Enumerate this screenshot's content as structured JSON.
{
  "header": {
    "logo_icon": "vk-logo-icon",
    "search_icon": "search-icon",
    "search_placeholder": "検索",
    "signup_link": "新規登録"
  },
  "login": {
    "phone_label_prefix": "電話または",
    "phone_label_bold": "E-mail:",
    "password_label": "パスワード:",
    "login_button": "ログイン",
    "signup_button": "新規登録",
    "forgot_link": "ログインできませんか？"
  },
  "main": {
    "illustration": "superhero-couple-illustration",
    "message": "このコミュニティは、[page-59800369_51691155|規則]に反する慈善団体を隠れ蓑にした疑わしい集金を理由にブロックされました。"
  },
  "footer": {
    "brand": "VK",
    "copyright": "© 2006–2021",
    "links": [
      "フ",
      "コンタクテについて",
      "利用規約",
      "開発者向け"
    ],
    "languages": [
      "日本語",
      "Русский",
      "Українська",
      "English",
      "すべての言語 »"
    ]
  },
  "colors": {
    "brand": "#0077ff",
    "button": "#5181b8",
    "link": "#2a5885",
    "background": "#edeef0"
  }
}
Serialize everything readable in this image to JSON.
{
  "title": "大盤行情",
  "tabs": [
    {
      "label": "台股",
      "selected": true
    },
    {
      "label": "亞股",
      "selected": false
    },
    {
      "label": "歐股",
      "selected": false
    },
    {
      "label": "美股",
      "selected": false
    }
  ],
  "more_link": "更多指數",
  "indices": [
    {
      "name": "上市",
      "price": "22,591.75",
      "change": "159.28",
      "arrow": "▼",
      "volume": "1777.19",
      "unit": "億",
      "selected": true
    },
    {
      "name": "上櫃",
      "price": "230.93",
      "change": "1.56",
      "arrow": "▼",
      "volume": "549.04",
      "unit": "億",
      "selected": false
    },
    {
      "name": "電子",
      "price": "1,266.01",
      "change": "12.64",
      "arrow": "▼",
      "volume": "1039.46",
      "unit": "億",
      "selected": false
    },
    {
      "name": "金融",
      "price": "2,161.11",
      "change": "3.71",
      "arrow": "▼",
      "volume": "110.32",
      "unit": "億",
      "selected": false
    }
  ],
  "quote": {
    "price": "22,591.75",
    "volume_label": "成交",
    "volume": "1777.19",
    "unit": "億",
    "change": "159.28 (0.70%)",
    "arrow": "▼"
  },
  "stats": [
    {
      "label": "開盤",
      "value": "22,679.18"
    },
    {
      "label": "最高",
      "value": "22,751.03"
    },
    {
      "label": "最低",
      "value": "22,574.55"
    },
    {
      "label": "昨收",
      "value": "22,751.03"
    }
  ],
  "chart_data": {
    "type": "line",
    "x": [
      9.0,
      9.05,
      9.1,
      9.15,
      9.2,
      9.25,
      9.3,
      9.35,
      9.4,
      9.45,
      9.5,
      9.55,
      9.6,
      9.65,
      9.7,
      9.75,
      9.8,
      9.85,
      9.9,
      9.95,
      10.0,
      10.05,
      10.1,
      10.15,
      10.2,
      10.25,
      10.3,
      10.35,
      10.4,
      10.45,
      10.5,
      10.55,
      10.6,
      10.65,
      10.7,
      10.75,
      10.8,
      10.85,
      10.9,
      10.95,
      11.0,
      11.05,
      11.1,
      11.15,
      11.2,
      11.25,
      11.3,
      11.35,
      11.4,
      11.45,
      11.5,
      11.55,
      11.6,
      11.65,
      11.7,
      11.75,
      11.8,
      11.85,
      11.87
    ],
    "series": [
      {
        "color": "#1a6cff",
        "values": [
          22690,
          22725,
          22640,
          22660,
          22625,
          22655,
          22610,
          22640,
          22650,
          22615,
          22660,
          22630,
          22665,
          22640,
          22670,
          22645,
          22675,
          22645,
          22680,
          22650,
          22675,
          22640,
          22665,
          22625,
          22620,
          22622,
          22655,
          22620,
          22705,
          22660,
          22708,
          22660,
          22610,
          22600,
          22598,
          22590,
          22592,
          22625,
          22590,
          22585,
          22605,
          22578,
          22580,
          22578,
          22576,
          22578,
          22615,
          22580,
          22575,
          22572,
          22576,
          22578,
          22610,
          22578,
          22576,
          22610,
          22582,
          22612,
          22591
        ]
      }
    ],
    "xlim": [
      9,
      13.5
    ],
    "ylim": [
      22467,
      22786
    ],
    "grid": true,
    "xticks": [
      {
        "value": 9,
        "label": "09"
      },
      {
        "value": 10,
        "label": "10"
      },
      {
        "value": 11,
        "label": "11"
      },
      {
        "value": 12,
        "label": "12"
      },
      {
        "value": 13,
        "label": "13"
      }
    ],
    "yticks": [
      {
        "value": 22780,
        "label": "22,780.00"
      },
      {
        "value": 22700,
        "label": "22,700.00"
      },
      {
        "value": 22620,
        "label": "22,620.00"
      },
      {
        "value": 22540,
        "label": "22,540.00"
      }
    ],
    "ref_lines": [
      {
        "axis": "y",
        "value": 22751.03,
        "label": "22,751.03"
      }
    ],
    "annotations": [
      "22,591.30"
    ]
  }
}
==
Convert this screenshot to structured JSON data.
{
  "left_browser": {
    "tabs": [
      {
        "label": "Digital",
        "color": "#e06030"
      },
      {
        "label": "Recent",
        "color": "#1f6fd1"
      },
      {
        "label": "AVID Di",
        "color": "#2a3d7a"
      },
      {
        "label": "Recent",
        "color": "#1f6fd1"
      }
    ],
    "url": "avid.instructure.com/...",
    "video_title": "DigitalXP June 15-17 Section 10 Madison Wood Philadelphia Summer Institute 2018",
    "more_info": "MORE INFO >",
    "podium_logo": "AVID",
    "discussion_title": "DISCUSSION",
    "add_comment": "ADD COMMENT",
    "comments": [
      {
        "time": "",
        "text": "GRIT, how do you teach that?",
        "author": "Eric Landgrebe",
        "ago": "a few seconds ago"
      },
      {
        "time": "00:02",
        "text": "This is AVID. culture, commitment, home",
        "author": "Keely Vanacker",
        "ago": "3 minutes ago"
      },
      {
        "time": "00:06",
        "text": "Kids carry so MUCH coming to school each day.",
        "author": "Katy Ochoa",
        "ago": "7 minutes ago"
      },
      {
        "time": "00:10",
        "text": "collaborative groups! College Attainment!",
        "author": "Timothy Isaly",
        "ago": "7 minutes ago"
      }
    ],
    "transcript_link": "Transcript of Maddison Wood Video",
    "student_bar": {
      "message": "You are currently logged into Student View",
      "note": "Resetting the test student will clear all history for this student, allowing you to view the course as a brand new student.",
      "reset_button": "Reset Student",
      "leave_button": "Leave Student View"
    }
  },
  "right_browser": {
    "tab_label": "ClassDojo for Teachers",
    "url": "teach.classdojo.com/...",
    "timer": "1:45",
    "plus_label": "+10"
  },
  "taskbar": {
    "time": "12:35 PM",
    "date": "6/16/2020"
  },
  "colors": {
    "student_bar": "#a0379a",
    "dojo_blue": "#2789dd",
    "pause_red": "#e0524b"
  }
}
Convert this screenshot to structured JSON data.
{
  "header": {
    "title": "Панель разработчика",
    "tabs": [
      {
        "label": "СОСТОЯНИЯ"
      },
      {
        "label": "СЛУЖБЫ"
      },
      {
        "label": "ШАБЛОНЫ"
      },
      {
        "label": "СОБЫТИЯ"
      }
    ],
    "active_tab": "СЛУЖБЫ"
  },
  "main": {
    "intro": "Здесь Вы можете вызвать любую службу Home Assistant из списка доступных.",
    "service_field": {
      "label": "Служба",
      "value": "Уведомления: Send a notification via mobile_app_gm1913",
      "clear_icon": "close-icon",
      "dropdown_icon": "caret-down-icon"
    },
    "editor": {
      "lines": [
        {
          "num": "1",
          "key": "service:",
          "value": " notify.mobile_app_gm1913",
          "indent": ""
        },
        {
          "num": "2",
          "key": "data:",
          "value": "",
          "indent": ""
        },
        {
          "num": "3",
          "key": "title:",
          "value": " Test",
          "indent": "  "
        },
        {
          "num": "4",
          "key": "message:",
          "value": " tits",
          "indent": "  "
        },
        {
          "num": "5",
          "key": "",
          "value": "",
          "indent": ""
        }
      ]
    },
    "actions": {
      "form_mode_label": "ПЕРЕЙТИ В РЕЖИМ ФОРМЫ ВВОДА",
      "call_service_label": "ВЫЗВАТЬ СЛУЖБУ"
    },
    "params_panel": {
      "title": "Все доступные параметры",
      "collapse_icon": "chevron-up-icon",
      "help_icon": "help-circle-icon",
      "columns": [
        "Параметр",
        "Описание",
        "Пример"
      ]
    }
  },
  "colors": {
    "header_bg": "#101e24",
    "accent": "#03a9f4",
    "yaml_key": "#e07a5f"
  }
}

The problem: Copy every line in the entries above that has the string "brand" in it.

Result:
    "brand": "VK",
    "brand": "#0077ff",
      "note": "Resetting the test student will clear all history for this student, allowing you to view the course as a brand new student.",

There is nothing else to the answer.